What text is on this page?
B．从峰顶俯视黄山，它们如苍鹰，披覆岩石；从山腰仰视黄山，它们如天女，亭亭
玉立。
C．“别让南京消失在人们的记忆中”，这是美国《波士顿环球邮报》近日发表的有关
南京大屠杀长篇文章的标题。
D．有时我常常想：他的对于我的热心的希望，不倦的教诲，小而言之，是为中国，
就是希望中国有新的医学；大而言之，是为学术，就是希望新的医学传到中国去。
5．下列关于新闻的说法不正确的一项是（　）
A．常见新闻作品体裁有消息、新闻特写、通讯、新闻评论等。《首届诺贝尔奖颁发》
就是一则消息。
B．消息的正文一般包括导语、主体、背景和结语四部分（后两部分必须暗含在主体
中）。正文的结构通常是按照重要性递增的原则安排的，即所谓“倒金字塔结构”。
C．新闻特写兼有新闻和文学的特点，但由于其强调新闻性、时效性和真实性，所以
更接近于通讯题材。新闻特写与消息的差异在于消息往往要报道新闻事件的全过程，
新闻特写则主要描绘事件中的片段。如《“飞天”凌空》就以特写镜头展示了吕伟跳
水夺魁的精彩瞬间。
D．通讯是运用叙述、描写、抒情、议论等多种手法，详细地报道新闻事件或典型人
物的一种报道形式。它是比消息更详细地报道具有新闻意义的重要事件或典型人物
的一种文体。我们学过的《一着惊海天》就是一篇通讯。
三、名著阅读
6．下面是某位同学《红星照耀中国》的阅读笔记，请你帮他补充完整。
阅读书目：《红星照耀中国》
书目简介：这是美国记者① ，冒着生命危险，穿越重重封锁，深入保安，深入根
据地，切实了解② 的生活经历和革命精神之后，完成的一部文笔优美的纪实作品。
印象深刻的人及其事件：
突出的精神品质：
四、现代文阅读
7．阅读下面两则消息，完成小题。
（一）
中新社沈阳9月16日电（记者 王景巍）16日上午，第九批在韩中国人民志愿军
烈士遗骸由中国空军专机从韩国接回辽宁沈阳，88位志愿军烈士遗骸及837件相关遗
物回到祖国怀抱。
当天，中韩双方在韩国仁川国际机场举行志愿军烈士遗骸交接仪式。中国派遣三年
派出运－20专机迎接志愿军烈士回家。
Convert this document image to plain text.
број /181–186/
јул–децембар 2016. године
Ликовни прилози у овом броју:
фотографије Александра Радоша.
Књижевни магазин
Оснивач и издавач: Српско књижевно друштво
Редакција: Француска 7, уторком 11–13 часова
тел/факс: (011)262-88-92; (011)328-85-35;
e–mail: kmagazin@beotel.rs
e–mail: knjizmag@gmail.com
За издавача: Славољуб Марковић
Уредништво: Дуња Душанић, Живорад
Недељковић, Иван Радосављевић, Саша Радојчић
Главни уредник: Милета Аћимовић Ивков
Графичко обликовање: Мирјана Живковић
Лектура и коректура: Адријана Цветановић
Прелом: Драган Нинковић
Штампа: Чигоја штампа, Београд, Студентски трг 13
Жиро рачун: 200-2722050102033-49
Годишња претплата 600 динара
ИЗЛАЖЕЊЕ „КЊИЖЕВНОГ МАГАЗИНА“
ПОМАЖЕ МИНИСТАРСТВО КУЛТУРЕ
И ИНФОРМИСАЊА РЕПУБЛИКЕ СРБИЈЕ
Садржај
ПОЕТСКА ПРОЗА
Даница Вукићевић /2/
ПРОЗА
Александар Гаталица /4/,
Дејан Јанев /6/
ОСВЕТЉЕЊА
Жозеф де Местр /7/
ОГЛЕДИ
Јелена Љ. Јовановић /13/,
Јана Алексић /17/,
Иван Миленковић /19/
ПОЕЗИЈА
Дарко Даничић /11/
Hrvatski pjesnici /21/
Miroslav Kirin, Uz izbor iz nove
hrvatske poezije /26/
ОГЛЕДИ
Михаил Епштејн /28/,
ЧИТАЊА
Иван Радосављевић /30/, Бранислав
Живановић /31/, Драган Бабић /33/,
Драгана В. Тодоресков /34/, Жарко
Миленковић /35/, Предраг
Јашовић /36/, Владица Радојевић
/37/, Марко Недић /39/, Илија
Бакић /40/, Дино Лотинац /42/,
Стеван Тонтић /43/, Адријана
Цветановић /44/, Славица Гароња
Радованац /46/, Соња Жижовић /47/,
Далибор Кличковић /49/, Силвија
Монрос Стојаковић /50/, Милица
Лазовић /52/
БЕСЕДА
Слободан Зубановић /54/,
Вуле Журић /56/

=======

YOUR TASK: Transcribe every entry exactly, omitting nothing.

SOLVED PROBLEM:
What text is on this page?
B．从峰顶俯视黄山，它们如苍鹰，披覆岩石；从山腰仰视黄山，它们如天女，亭亭
玉立。
C．“别让南京消失在人们的记忆中”，这是美国《波士顿环球邮报》近日发表的有关
南京大屠杀长篇文章的标题。
D．有时我常常想：他的对于我的热心的希望，不倦的教诲，小而言之，是为中国，
就是希望中国有新的医学；大而言之，是为学术，就是希望新的医学传到中国去。
5．下列关于新闻的说法不正确的一项是（　）
A．常见新闻作品体裁有消息、新闻特写、通讯、新闻评论等。《首届诺贝尔奖颁发》
就是一则消息。
B．消息的正文一般包括导语、主体、背景和结语四部分（后两部分必须暗含在主体
中）。正文的结构通常是按照重要性递增的原则安排的，即所谓“倒金字塔结构”。
C．新闻特写兼有新闻和文学的特点，但由于其强调新闻性、时效性和真实性，所以
更接近于通讯题材。新闻特写与消息的差异在于消息往往要报道新闻事件的全过程，
新闻特写则主要描绘事件中的片段。如《“飞天”凌空》就以特写镜头展示了吕伟跳
水夺魁的精彩瞬间。
D．通讯是运用叙述、描写、抒情、议论等多种手法，详细地报道新闻事件或典型人
物的一种报道形式。它是比消息更详细地报道具有新闻意义的重要事件或典型人物
的一种文体。我们学过的《一着惊海天》就是一篇通讯。
三、名著阅读
6．下面是某位同学《红星照耀中国》的阅读笔记，请你帮他补充完整。
阅读书目：《红星照耀中国》
书目简介：这是美国记者① ，冒着生命危险，穿越重重封锁，深入保安，深入根
据地，切实了解② 的生活经历和革命精神之后，完成的一部文笔优美的纪实作品。
印象深刻的人及其事件：
突出的精神品质：
四、现代文阅读
7．阅读下面两则消息，完成小题。
（一）
中新社沈阳9月16日电（记者 王景巍）16日上午，第九批在韩中国人民志愿军
烈士遗骸由中国空军专机从韩国接回辽宁沈阳，88位志愿军烈士遗骸及837件相关遗
物回到祖国怀抱。
当天，中韩双方在韩国仁川国际机场举行志愿军烈士遗骸交接仪式。中国派遣三年
派出运－20专机迎接志愿军烈士回家。
Convert this document image to plain text.
број /181–186/
јул–децембар 2016. године
Ликовни прилози у овом броју:
фотографије Александра Радоша.
Књижевни магазин
Оснивач и издавач: Српско књижевно друштво
Редакција: Француска 7, уторком 11–13 часова
тел/факс: (011)262-88-92; (011)328-85-35;
e–mail: kmagazin@beotel.rs
e–mail: knjizmag@gmail.com
За издавача: Славољуб Марковић
Уредништво: Дуња Душанић, Живорад
Недељковић, Иван Радосављевић, Саша Радојчић
Главни уредник: Милета Аћимовић Ивков
Графичко обликовање: Мирјана Живковић
Лектура и коректура: Адријана Цветановић
Прелом: Драган Нинковић
Штампа: Чигоја штампа, Београд, Студентски трг 13
Жиро рачун: 200-2722050102033-49
Годишња претплата 600 динара
ИЗЛАЖЕЊЕ „КЊИЖЕВНОГ МАГАЗИНА“
ПОМАЖЕ МИНИСТАРСТВО КУЛТУРЕ
И ИНФОРМИСАЊА РЕПУБЛИКЕ СРБИЈЕ
Садржај
ПОЕТСКА ПРОЗА
Даница Вукићевић /2/
ПРОЗА
Александар Гаталица /4/,
Дејан Јанев /6/
ОСВЕТЉЕЊА
Жозеф де Местр /7/
ОГЛЕДИ
Јелена Љ. Јовановић /13/,
Јана Алексић /17/,
Иван Миленковић /19/
ПОЕЗИЈА
Дарко Даничић /11/
Hrvatski pjesnici /21/
Miroslav Kirin, Uz izbor iz nove
hrvatske poezije /26/
ОГЛЕДИ
Михаил Епштејн /28/,
ЧИТАЊА
Иван Радосављевић /30/, Бранислав
Живановић /31/, Драган Бабић /33/,
Драгана В. Тодоресков /34/, Жарко
Миленковић /35/, Предраг
Јашовић /36/, Владица Радојевић
/37/, Марко Недић /39/, Илија
Бакић /40/, Дино Лотинац /42/,
Стеван Тонтић /43/, Адријана
Цветановић /44/, Славица Гароња
Радованац /46/, Соња Жижовић /47/,
Далибор Кличковић /49/, Силвија
Монрос Стојаковић /50/, Милица
Лазовић /52/
БЕСЕДА
Слободан Зубановић /54/,
Вуле Журић /56/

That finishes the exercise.